* _What you are asked to do_: Pull each line holding "agitate" out of the entries below.

* _Stored items from a collection_:
- - -
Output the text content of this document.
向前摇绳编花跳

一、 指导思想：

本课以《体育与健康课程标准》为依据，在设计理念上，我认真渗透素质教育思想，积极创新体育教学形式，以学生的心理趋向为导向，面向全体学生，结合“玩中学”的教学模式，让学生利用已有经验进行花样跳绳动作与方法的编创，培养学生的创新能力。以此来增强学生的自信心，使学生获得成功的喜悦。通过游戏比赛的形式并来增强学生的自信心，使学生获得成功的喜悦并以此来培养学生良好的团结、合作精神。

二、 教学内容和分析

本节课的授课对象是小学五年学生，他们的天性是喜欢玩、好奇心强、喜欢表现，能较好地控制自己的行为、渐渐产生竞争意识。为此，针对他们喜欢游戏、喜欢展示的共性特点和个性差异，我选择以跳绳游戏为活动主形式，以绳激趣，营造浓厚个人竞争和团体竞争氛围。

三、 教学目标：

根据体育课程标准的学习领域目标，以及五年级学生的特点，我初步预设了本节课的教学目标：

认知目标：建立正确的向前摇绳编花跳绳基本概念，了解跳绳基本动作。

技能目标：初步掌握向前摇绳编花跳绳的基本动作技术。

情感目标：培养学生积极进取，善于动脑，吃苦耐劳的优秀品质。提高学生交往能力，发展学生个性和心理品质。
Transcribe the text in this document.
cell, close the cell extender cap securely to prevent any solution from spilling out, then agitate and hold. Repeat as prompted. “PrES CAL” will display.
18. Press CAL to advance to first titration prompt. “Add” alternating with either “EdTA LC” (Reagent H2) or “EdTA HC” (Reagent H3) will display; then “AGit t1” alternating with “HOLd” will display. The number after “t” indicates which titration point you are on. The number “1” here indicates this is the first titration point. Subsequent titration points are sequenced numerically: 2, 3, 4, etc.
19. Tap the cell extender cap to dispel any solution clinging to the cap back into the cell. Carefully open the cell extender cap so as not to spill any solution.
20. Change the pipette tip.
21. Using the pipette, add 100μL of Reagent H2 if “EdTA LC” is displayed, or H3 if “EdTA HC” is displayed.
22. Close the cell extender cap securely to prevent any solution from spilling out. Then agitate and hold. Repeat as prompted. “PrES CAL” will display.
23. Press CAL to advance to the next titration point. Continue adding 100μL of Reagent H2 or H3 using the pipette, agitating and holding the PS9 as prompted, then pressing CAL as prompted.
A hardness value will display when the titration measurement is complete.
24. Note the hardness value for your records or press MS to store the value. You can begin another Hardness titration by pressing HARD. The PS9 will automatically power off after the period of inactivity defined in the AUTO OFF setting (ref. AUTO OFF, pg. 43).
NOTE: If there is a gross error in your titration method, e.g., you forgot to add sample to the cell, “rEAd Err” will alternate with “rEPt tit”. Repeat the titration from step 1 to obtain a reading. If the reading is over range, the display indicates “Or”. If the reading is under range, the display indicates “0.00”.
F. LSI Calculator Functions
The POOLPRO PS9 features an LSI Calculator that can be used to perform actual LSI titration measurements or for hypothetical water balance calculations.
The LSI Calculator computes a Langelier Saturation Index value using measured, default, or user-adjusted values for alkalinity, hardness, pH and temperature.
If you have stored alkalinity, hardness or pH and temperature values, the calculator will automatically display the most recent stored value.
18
- - -
* _Worked answer_:
cell, close the cell extender cap securely to prevent any solution from spilling out, then agitate and hold. Repeat as prompted. “PrES CAL” will display.
22. Close the cell extender cap securely to prevent any solution from spilling out. Then agitate and hold. Repeat as prompted. “PrES CAL” will display.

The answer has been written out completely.